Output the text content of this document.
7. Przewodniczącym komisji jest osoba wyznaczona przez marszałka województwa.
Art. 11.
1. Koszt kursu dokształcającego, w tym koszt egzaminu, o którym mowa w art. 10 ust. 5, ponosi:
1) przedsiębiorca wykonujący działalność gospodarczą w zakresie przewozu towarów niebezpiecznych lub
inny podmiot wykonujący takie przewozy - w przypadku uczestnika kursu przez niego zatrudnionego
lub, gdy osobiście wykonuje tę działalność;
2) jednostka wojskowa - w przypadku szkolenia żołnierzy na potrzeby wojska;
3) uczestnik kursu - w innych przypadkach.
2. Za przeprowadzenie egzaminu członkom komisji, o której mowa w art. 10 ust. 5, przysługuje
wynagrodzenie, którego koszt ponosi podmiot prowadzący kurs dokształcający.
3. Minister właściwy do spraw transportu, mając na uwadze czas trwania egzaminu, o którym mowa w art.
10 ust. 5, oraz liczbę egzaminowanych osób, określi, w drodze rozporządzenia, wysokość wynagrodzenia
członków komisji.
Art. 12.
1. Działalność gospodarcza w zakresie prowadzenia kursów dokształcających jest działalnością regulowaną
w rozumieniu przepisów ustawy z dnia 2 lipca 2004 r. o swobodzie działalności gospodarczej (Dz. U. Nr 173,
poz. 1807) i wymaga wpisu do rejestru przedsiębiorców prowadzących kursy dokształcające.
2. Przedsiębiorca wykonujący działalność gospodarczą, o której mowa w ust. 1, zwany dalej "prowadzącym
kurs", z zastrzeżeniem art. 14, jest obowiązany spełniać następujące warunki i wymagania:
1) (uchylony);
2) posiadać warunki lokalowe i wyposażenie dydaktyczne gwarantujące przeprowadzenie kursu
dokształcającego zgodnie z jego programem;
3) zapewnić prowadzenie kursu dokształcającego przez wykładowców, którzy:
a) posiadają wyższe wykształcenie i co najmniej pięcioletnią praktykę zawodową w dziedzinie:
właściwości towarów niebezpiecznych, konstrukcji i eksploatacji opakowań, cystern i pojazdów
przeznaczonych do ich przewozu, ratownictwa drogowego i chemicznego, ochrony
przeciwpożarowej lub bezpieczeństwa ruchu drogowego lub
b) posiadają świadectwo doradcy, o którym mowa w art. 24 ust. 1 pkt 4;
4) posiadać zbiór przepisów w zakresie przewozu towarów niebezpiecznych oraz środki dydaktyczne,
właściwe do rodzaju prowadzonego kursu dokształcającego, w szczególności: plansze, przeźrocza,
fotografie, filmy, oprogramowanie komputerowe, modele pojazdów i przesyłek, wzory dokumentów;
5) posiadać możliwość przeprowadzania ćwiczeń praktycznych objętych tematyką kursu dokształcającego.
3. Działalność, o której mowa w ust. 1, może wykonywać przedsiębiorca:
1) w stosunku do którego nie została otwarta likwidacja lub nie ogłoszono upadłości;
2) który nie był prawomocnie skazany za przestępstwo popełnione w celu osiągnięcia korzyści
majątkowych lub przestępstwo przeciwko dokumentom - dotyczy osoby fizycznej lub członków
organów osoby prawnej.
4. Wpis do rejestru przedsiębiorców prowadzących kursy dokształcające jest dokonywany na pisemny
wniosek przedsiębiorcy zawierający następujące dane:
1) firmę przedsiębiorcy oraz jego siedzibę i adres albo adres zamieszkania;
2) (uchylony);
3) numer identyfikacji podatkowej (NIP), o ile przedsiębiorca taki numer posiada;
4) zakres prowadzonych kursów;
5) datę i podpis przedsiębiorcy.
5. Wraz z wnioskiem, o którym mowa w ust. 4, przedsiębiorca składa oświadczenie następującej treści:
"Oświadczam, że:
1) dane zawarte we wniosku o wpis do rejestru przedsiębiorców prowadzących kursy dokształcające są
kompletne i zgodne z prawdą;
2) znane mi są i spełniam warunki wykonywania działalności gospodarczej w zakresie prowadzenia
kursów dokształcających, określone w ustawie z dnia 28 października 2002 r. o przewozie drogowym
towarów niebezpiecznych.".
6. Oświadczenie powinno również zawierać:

┄┄┄┄┄┄

*What to do*
Go through the material above line by line and copy it exactly.

*Output of the exercise*
Output the text content of this document.
7. Przewodniczącym komisji jest osoba wyznaczona przez marszałka województwa.
Art. 11.
1. Koszt kursu dokształcającego, w tym koszt egzaminu, o którym mowa w art. 10 ust. 5, ponosi:
1) przedsiębiorca wykonujący działalność gospodarczą w zakresie przewozu towarów niebezpiecznych lub
inny podmiot wykonujący takie przewozy - w przypadku uczestnika kursu przez niego zatrudnionego
lub, gdy osobiście wykonuje tę działalność;
2) jednostka wojskowa - w przypadku szkolenia żołnierzy na potrzeby wojska;
3) uczestnik kursu - w innych przypadkach.
2. Za przeprowadzenie egzaminu członkom komisji, o której mowa w art. 10 ust. 5, przysługuje
wynagrodzenie, którego koszt ponosi podmiot prowadzący kurs dokształcający.
3. Minister właściwy do spraw transportu, mając na uwadze czas trwania egzaminu, o którym mowa w art.
10 ust. 5, oraz liczbę egzaminowanych osób, określi, w drodze rozporządzenia, wysokość wynagrodzenia
członków komisji.
Art. 12.
1. Działalność gospodarcza w zakresie prowadzenia kursów dokształcających jest działalnością regulowaną
w rozumieniu przepisów ustawy z dnia 2 lipca 2004 r. o swobodzie działalności gospodarczej (Dz. U. Nr 173,
poz. 1807) i wymaga wpisu do rejestru przedsiębiorców prowadzących kursy dokształcające.
2. Przedsiębiorca wykonujący działalność gospodarczą, o której mowa w ust. 1, zwany dalej "prowadzącym
kurs", z zastrzeżeniem art. 14, jest obowiązany spełniać następujące warunki i wymagania:
1) (uchylony);
2) posiadać warunki lokalowe i wyposażenie dydaktyczne gwarantujące przeprowadzenie kursu
dokształcającego zgodnie z jego programem;
3) zapewnić prowadzenie kursu dokształcającego przez wykładowców, którzy:
a) posiadają wyższe wykształcenie i co najmniej pięcioletnią praktykę zawodową w dziedzinie:
właściwości towarów niebezpiecznych, konstrukcji i eksploatacji opakowań, cystern i pojazdów
przeznaczonych do ich przewozu, ratownictwa drogowego i chemicznego, ochrony
przeciwpożarowej lub bezpieczeństwa ruchu drogowego lub
b) posiadają świadectwo doradcy, o którym mowa w art. 24 ust. 1 pkt 4;
4) posiadać zbiór przepisów w zakresie przewozu towarów niebezpiecznych oraz środki dydaktyczne,
właściwe do rodzaju prowadzonego kursu dokształcającego, w szczególności: plansze, przeźrocza,
fotografie, filmy, oprogramowanie komputerowe, modele pojazdów i przesyłek, wzory dokumentów;
5) posiadać możliwość przeprowadzania ćwiczeń praktycznych objętych tematyką kursu dokształcającego.
3. Działalność, o której mowa w ust. 1, może wykonywać przedsiębiorca:
1) w stosunku do którego nie została otwarta likwidacja lub nie ogłoszono upadłości;
2) który nie był prawomocnie skazany za przestępstwo popełnione w celu osiągnięcia korzyści
majątkowych lub przestępstwo przeciwko dokumentom - dotyczy osoby fizycznej lub członków
organów osoby prawnej.
4. Wpis do rejestru przedsiębiorców prowadzących kursy dokształcające jest dokonywany na pisemny
wniosek przedsiębiorcy zawierający następujące dane:
1) firmę przedsiębiorcy oraz jego siedzibę i adres albo adres zamieszkania;
2) (uchylony);
3) numer identyfikacji podatkowej (NIP), o ile przedsiębiorca taki numer posiada;
4) zakres prowadzonych kursów;
5) datę i podpis przedsiębiorcy.
5. Wraz z wnioskiem, o którym mowa w ust. 4, przedsiębiorca składa oświadczenie następującej treści:
"Oświadczam, że:
1) dane zawarte we wniosku o wpis do rejestru przedsiębiorców prowadzących kursy dokształcające są
kompletne i zgodne z prawdą;
2) znane mi są i spełniam warunki wykonywania działalności gospodarczej w zakresie prowadzenia
kursów dokształcających, określone w ustawie z dnia 28 października 2002 r. o przewozie drogowym
towarów niebezpiecznych.".
6. Oświadczenie powinno również zawierać:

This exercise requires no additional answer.